■ REQUIREMENT:
Return the records that follow unaltered. Omit every picture.

■ DATA SECTION:
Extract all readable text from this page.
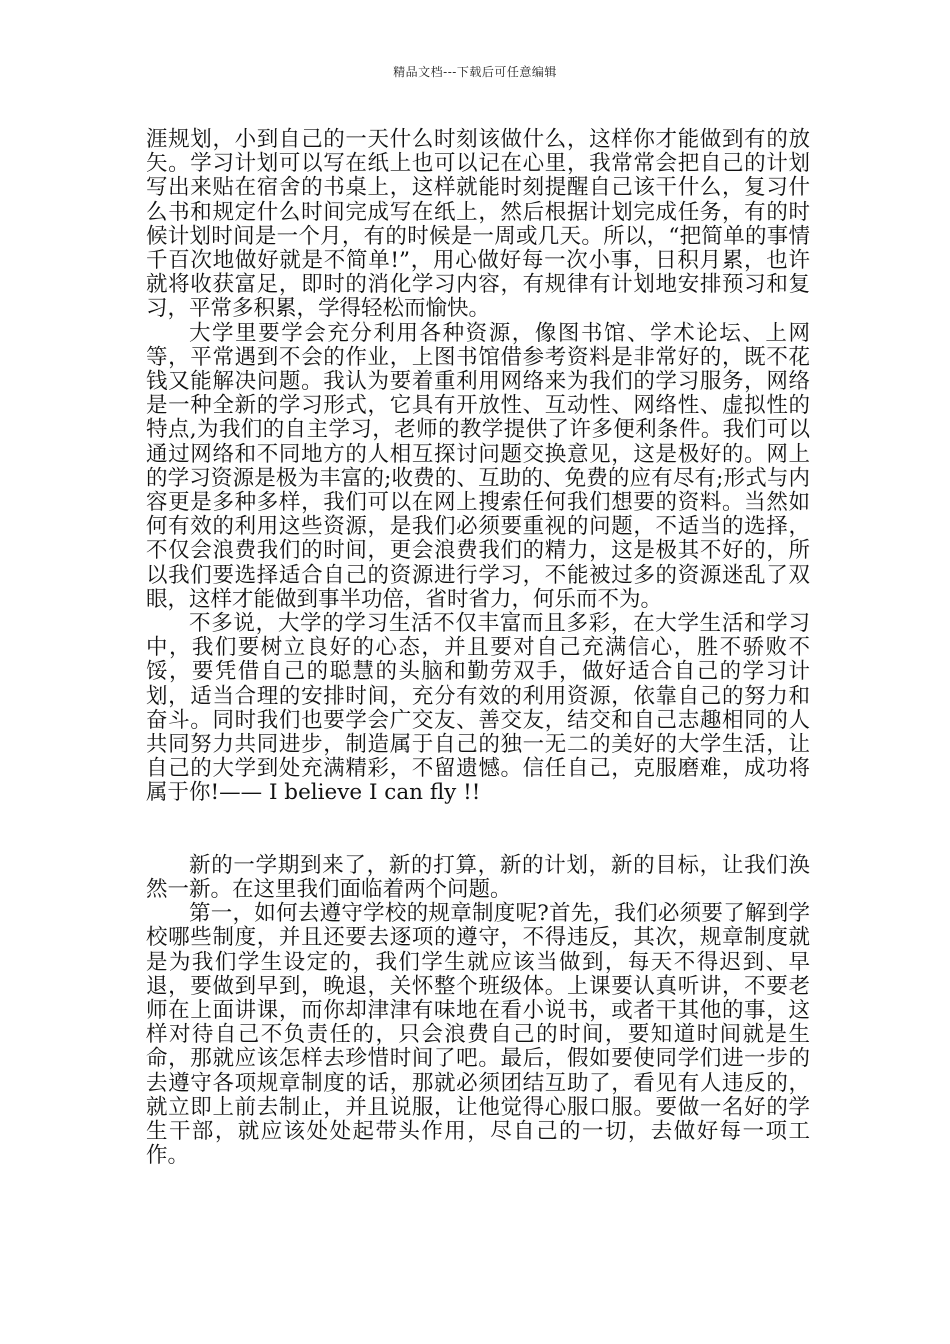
精品文档---下载后可任意编辑

涯规划，小到自己的一天什么时刻该做什么，这样你才能做到有的放矢。学习计划可以写在纸上也可以记在心里，我常常会把自己的计划写出来贴在宿舍的书桌上，这样就能时刻提醒自己该干什么，复习什么书和规定什么时间完成写在纸上，然后根据计划完成任务，有的时候计划时间是一个月，有的时候是一周或几天。所以，“把简单的事情千百次地做好就是不简单!”，用心做好每一次小事，日积月累，也许就将收获富足，即时的消化学习内容，有规律有计划地安排预习和复习，平常多积累，学得轻松而愉快。

大学里要学会充分利用各种资源，像图书馆、学术论坛、上网等，平常遇到不会的作业，上图书馆借参考资料是非常好的，既不花钱又能解决问题。我认为要着重利用网络来为我们的学习服务，网络是一种全新的学习形式，它具有开放性、互动性、网络性、虚拟性的特点,为我们的自主学习，老师的教学提供了许多便利条件。我们可以通过网络和不同地方的人相互探讨问题交换意见，这是极好的。网上的学习资源是极为丰富的;收费的、互助的、免费的应有尽有;形式与内容更是多种多样，我们可以在网上搜索任何我们想要的资料。当然如何有效的利用这些资源，是我们必须要重视的问题，不适当的选择，不仅会浪费我们的时间，更会浪费我们的精力，这是极其不好的，所以我们要选择适合自己的资源进行学习，不能被过多的资源迷乱了双眼，这样才能做到事半功倍，省时省力，何乐而不为。

不多说，大学的学习生活不仅丰富而且多彩，在大学生活和学习中，我们要树立良好的心态，并且要对自己充满信心，胜不骄败不馁，要凭借自己的聪慧的头脑和勤劳双手，做好适合自己的学习计划，适当合理的安排时间，充分有效的利用资源，依靠自己的努力和奋斗。同时我们也要学会广交友、善交友，结交和自己志趣相同的人共同努力共同进步，制造属于自己的独一无二的美好的大学生活，让自己的大学到处充满精彩，不留遗憾。信任自己，克服磨难，成功将属于你!—— I believe I can fly !!

新的一学期到来了，新的打算，新的计划，新的目标，让我们涣然一新。在这里我们面临着两个问题。

第一，如何去遵守学校的规章制度呢?首先，我们必须要了解到学校哪些制度，并且还要去逐项的遵守，不得违反，其次，规章制度就是为我们学生设定的，我们学生就应该当做到，每天不得迟到、早退，要做到早到，晚退，关怀整个班级体。上课要认真听讲，不要老师在上面讲课，而你却津津有味地在看小说书，或者干其他的事，这样对待自己不负责任的，只会浪费自己的时间，要知道时间就是生命，那就应该怎样去珍惜时间了吧。最后，假如要使同学们进一步的去遵守各项规章制度的话，那就必须团结互助了，看见有人违反的，就立即上前去制止，并且说服，让他觉得心服口服。要做一名好的学生干部，就应该处处起带头作用，尽自己的一切，去做好每一项工作。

■ FULL OUTPUT:
Extract all readable text from this page.
精品文档---下载后可任意编辑

涯规划，小到自己的一天什么时刻该做什么，这样你才能做到有的放矢。学习计划可以写在纸上也可以记在心里，我常常会把自己的计划写出来贴在宿舍的书桌上，这样就能时刻提醒自己该干什么，复习什么书和规定什么时间完成写在纸上，然后根据计划完成任务，有的时候计划时间是一个月，有的时候是一周或几天。所以，“把简单的事情千百次地做好就是不简单!”，用心做好每一次小事，日积月累，也许就将收获富足，即时的消化学习内容，有规律有计划地安排预习和复习，平常多积累，学得轻松而愉快。

大学里要学会充分利用各种资源，像图书馆、学术论坛、上网等，平常遇到不会的作业，上图书馆借参考资料是非常好的，既不花钱又能解决问题。我认为要着重利用网络来为我们的学习服务，网络是一种全新的学习形式，它具有开放性、互动性、网络性、虚拟性的特点,为我们的自主学习，老师的教学提供了许多便利条件。我们可以通过网络和不同地方的人相互探讨问题交换意见，这是极好的。网上的学习资源是极为丰富的;收费的、互助的、免费的应有尽有;形式与内容更是多种多样，我们可以在网上搜索任何我们想要的资料。当然如何有效的利用这些资源，是我们必须要重视的问题，不适当的选择，不仅会浪费我们的时间，更会浪费我们的精力，这是极其不好的，所以我们要选择适合自己的资源进行学习，不能被过多的资源迷乱了双眼，这样才能做到事半功倍，省时省力，何乐而不为。

不多说，大学的学习生活不仅丰富而且多彩，在大学生活和学习中，我们要树立良好的心态，并且要对自己充满信心，胜不骄败不馁，要凭借自己的聪慧的头脑和勤劳双手，做好适合自己的学习计划，适当合理的安排时间，充分有效的利用资源，依靠自己的努力和奋斗。同时我们也要学会广交友、善交友，结交和自己志趣相同的人共同努力共同进步，制造属于自己的独一无二的美好的大学生活，让自己的大学到处充满精彩，不留遗憾。信任自己，克服磨难，成功将属于你!—— I believe I can fly !!

新的一学期到来了，新的打算，新的计划，新的目标，让我们涣然一新。在这里我们面临着两个问题。

第一，如何去遵守学校的规章制度呢?首先，我们必须要了解到学校哪些制度，并且还要去逐项的遵守，不得违反，其次，规章制度就是为我们学生设定的，我们学生就应该当做到，每天不得迟到、早退，要做到早到，晚退，关怀整个班级体。上课要认真听讲，不要老师在上面讲课，而你却津津有味地在看小说书，或者干其他的事，这样对待自己不负责任的，只会浪费自己的时间，要知道时间就是生命，那就应该怎样去珍惜时间了吧。最后，假如要使同学们进一步的去遵守各项规章制度的话，那就必须团结互助了，看见有人违反的，就立即上前去制止，并且说服，让他觉得心服口服。要做一名好的学生干部，就应该处处起带头作用，尽自己的一切，去做好每一项工作。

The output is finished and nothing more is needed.